Ditch the partner if he won’t ditch the dog.

Monty36 · Yesterday 10:09

What is evident is a lack of respect for your feelings from your partner to you.
That is very bad in a relationship. Respect for each other counts for much. He is not respecting you.

Nobody should live with a dog they are scared of. I bet your other half wouldn’t.

You are intimidated by the dog, and I think your partner. What he says seems to count for more than what you say. Dog stays because he says so. Where is his respect for your feelings ?

I would certainly get rid of it. Biting is not okay. An accident waiting to happen.

You are too timid to stand up to your partner and would worry about a row in front of the dog. So talk to him outside of the house without the dog anywhere near.

I would literally say it is the dog or you that goes. Have never said that on Mumsnet before but I mean it here.

Monty36 · Yesterday 10:10

Or he can go with the dog perhaps that would be better !

loislovesstewie · Yesterday 10:11

SpryTaupeTurtle · Yesterday 09:54

She's said that the dog isn't an XL bully. Do you honestly think that every dog who has ever bitten someone gets put to sleep? What was I saying about mass hysteria. She's posted on the Internet and she's going to get her kids taken from her and get a custodial sentence?

> Do this
Write the next part of the forum thread about the partner's biting dog, picking up after its last sentence. Please note that the listing is not needed for anything here.

> Stored records
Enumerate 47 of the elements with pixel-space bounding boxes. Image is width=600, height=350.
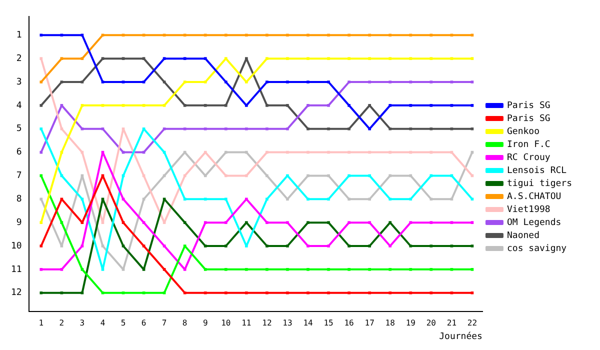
x-tick-label: 16 [344,318,354,328]
legend-label: Genkoo [506,126,540,137]
x-tick-label: 14 [303,318,313,328]
legend-label: Iron F.C [506,140,550,150]
y-tick-label: 3 [16,77,22,88]
y-tick-label: 10 [10,241,22,252]
x-tick-label: 9 [202,318,208,328]
x-tick-label: 10 [221,318,231,328]
y-tick-label: 8 [16,194,22,204]
x-tick-label: 22 [467,318,478,328]
x-tick-label: 1 [38,318,44,328]
x-axis-title: Journées [439,330,482,342]
y-tick-label: 12 [10,288,22,298]
legend-label: RC Crouy [506,152,551,163]
x-tick-label: 13 [282,318,292,328]
y-tick-label: 5 [16,124,22,134]
x-tick-label: 4 [100,318,106,328]
x-tick-label: 8 [182,318,188,328]
legend-label: A.S.CHATOU [506,192,562,202]
y-tick-label: 4 [16,100,22,111]
x-tick-label: 2 [59,318,64,328]
x-tick-label: 21 [446,318,457,328]
y-tick-label: 1 [16,30,22,40]
x-tick-label: 11 [242,318,252,328]
x-tick-label: 7 [162,318,167,328]
legend-label: Paris SG [506,100,550,111]
legend-label: OM Legends [506,218,562,228]
x-tick-label: 19 [406,318,416,328]
y-tick-label: 2 [16,54,22,64]
x-tick-label: 5 [120,318,126,328]
x-tick-label: 3 [80,318,85,328]
legend-label: Lensois RCL [506,166,567,176]
legend-label: Naoned [506,230,540,241]
y-tick-label: 11 [10,264,22,275]
y-tick-label: 9 [16,218,22,228]
x-tick-label: 6 [141,318,146,328]
x-tick-label: 20 [426,318,436,328]
x-tick-label: 12 [262,318,272,328]
x-tick-label: 18 [385,318,396,328]
legend-label: tigui tigers [506,178,572,189]
legend-label: cos savigny [506,244,568,254]
legend-label: Viet1998 [506,204,550,215]
y-tick-label: 7 [16,171,22,182]
y-tick-label: 6 [16,148,22,158]
x-tick-label: 15 [324,318,334,328]
legend-label: Paris SG [506,114,550,124]
x-tick-label: 17 [364,318,375,328]
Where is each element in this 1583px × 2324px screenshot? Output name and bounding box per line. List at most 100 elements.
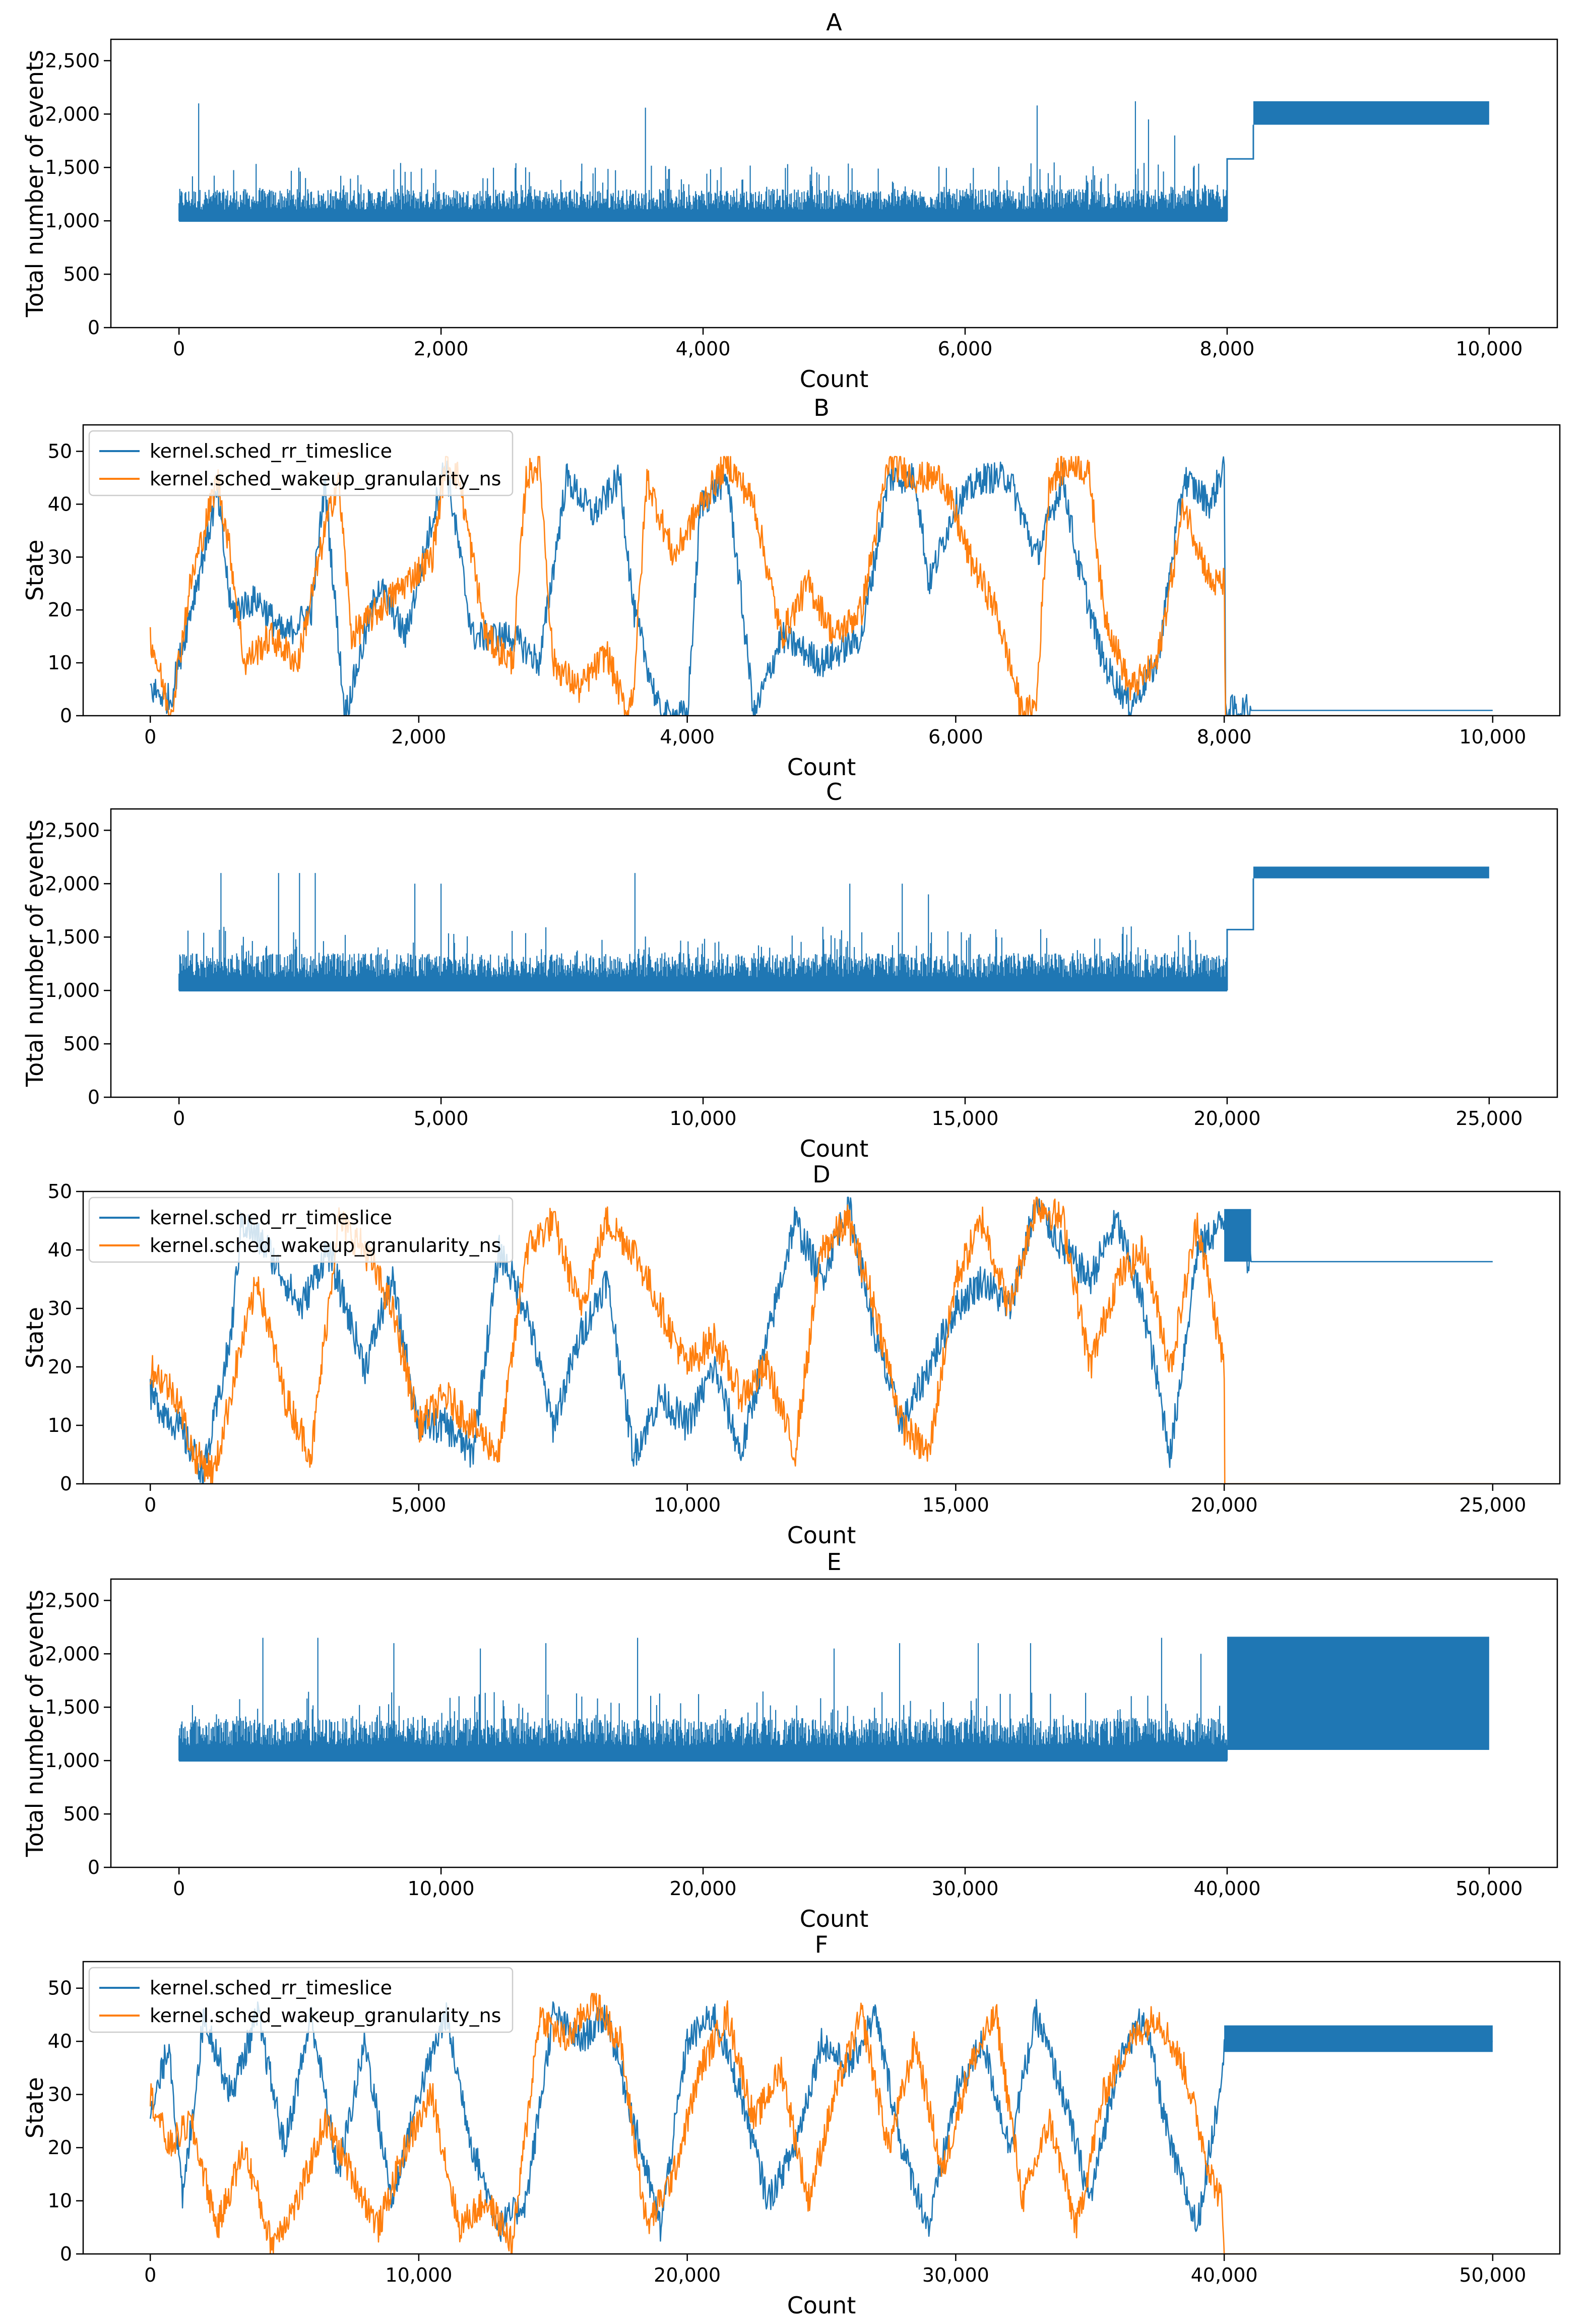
series-events-step <box>1226 878 1254 991</box>
x-axis-label: Count <box>787 2292 856 2319</box>
y-axis-label: State <box>21 2077 48 2139</box>
y-tick-label: 0 <box>60 2243 72 2265</box>
x-tick-label: 0 <box>144 2264 156 2286</box>
x-tick-label: 0 <box>173 338 185 360</box>
y-tick-label: 2,000 <box>45 1643 100 1665</box>
legend-frame <box>88 430 514 496</box>
y-tick-label: 40 <box>48 493 72 515</box>
panel-title: A <box>826 9 842 36</box>
panel-title: F <box>815 1931 828 1958</box>
x-tick-label: 15,000 <box>922 1494 989 1516</box>
y-tick-label: 2,500 <box>45 1589 100 1611</box>
x-tick-label: 6,000 <box>928 726 983 748</box>
plot-frame <box>82 1961 1561 2255</box>
plot-frame <box>110 1578 1558 1868</box>
plot-area <box>149 456 1493 716</box>
y-tick-label: 1,500 <box>45 926 100 948</box>
x-tick-label: 10,000 <box>385 2264 452 2286</box>
x-tick-label: 5,000 <box>392 1494 447 1516</box>
y-tick-label: 1,500 <box>45 1696 100 1718</box>
plot-area <box>178 866 1489 992</box>
y-tick-label: 10 <box>48 652 72 674</box>
plot-frame <box>82 424 1561 717</box>
y-tick-label: 500 <box>63 1803 100 1825</box>
x-tick-label: 25,000 <box>1459 1494 1526 1516</box>
x-tick-label: 30,000 <box>931 1877 998 1900</box>
y-tick-label: 2,000 <box>45 103 100 125</box>
x-tick-label: 40,000 <box>1191 2264 1258 2286</box>
legend-entry: kernel.sched_rr_timeslice <box>150 1977 392 1999</box>
x-tick-label: 20,000 <box>670 1877 737 1900</box>
plot-frame <box>110 808 1558 1098</box>
series-events-tail <box>1227 1637 1489 1750</box>
panel-title: D <box>812 1161 830 1188</box>
y-tick-label: 1,000 <box>45 1749 100 1772</box>
y-tick-label: 0 <box>88 317 100 339</box>
x-tick-label: 0 <box>173 1877 185 1900</box>
legend-frame <box>88 1197 514 1263</box>
panel-b: 0 2,000 4,000 6,000 8,000 10,000 0 10 20 30 40 50 B C… <box>21 394 1561 781</box>
x-tick-label: 4,000 <box>676 338 731 360</box>
legend-entry: kernel.sched_wakeup_granularity_ns <box>150 1234 501 1257</box>
x-tick-label: 5,000 <box>414 1107 469 1129</box>
series-events-band <box>178 101 1228 221</box>
x-tick-label: 20,000 <box>1191 1494 1258 1516</box>
series-events-band <box>178 873 1228 991</box>
y-tick-label: 500 <box>63 263 100 285</box>
series-rr-timeslice-tail <box>1224 2025 1493 2052</box>
y-tick-label: 40 <box>48 2030 72 2052</box>
x-axis-label: Count <box>800 1905 869 1932</box>
x-tick-label: 0 <box>173 1107 185 1129</box>
y-tick-label: 2,500 <box>45 819 100 841</box>
x-tick-label: 40,000 <box>1193 1877 1260 1900</box>
y-tick-label: 30 <box>48 2084 72 2106</box>
panel-e: 0 10,000 20,000 30,000 40,000 50,000 0 500 1,000… <box>21 1548 1558 1932</box>
x-axis-label: Count <box>787 753 856 781</box>
series-events-tail <box>1253 101 1489 125</box>
y-tick-label: 40 <box>48 1239 72 1261</box>
y-tick-label: 1,500 <box>45 156 100 178</box>
x-tick-label: 15,000 <box>931 1107 998 1129</box>
x-tick-label: 2,000 <box>392 726 447 748</box>
legend-entry: kernel.sched_rr_timeslice <box>150 440 392 462</box>
y-axis-label: Total number of events <box>21 820 48 1087</box>
y-tick-label: 1,000 <box>45 210 100 232</box>
x-tick-label: 10,000 <box>408 1877 475 1900</box>
panel-d: 0 5,000 10,000 15,000 20,000 25,000 0 10 20 30 40 5… <box>21 1161 1561 1549</box>
y-tick-label: 20 <box>48 2137 72 2159</box>
y-tick-label: 50 <box>48 1977 72 1999</box>
legend-entry: kernel.sched_wakeup_granularity_ns <box>150 468 501 490</box>
x-tick-label: 10,000 <box>670 1107 737 1129</box>
x-tick-label: 6,000 <box>938 338 993 360</box>
plot-area <box>149 1993 1493 2254</box>
panel-c: 0 5,000 10,000 15,000 20,000 25,000 0 500 1,000 1… <box>21 778 1558 1162</box>
x-tick-label: 0 <box>144 726 156 748</box>
y-tick-label: 10 <box>48 2190 72 2212</box>
y-axis-label: Total number of events <box>21 50 48 318</box>
x-tick-label: 20,000 <box>1193 1107 1260 1129</box>
y-tick-label: 30 <box>48 1297 72 1320</box>
x-tick-label: 50,000 <box>1455 1877 1523 1900</box>
plot-area <box>178 101 1489 222</box>
y-tick-label: 50 <box>48 440 72 462</box>
series-rr-timeslice-tail <box>1224 1209 1251 1262</box>
series-events-band <box>178 1638 1228 1761</box>
y-tick-label: 50 <box>48 1180 72 1203</box>
x-tick-label: 8,000 <box>1197 726 1252 748</box>
legend-entry: kernel.sched_rr_timeslice <box>150 1207 392 1229</box>
series-wakeup-granularity <box>149 1993 1493 2254</box>
series-rr-timeslice <box>149 1999 1493 2242</box>
series-wakeup-granularity <box>149 1197 1493 1484</box>
y-tick-label: 20 <box>48 599 72 621</box>
plot-frame <box>110 38 1558 329</box>
x-axis-label: Count <box>800 1135 869 1162</box>
series-events-step <box>1226 124 1254 221</box>
x-tick-label: 2,000 <box>414 338 469 360</box>
y-tick-label: 0 <box>88 1086 100 1108</box>
y-axis-label: State <box>21 540 48 601</box>
y-axis-label: Total number of events <box>21 1590 48 1857</box>
panel-title: B <box>813 394 830 421</box>
panel-f: 0 10,000 20,000 30,000 40,000 50,000 0 10 20 30 40… <box>21 1931 1561 2319</box>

> Response to the task
Don't be absurd. Stop trying to frighten someone into getting the dog PTS. They clearly bought it from a breeder. It will very likely be chipped to that breeder and the sensible thing from the outset would have been to return it to them rather than try and rehome it to a complete stranger on Facebook

It's not mass hysteria to suggest that the person responsible for a dog, may well be prosecuted if that dog bites another person. That is the legal situation. Knowing that the dog has already bitten makes it worse.

Schoolchoicesucks · Yesterday 10:11

If you are scared of the dog, who has bitten both your 12 year old and 14 year old, yet you still rely on the 12 and 14 year old to do the dog care, you need to step up and prioritise those children (as well as your younger ones).

You are their parent.

Of course it's terrible for the dog and probably not the dog's fault, not evil, didn't ask to be put in a house with multiple children, owner who works away, other owner not a dog person. But it's a dog and children's safety trumps a dog every time.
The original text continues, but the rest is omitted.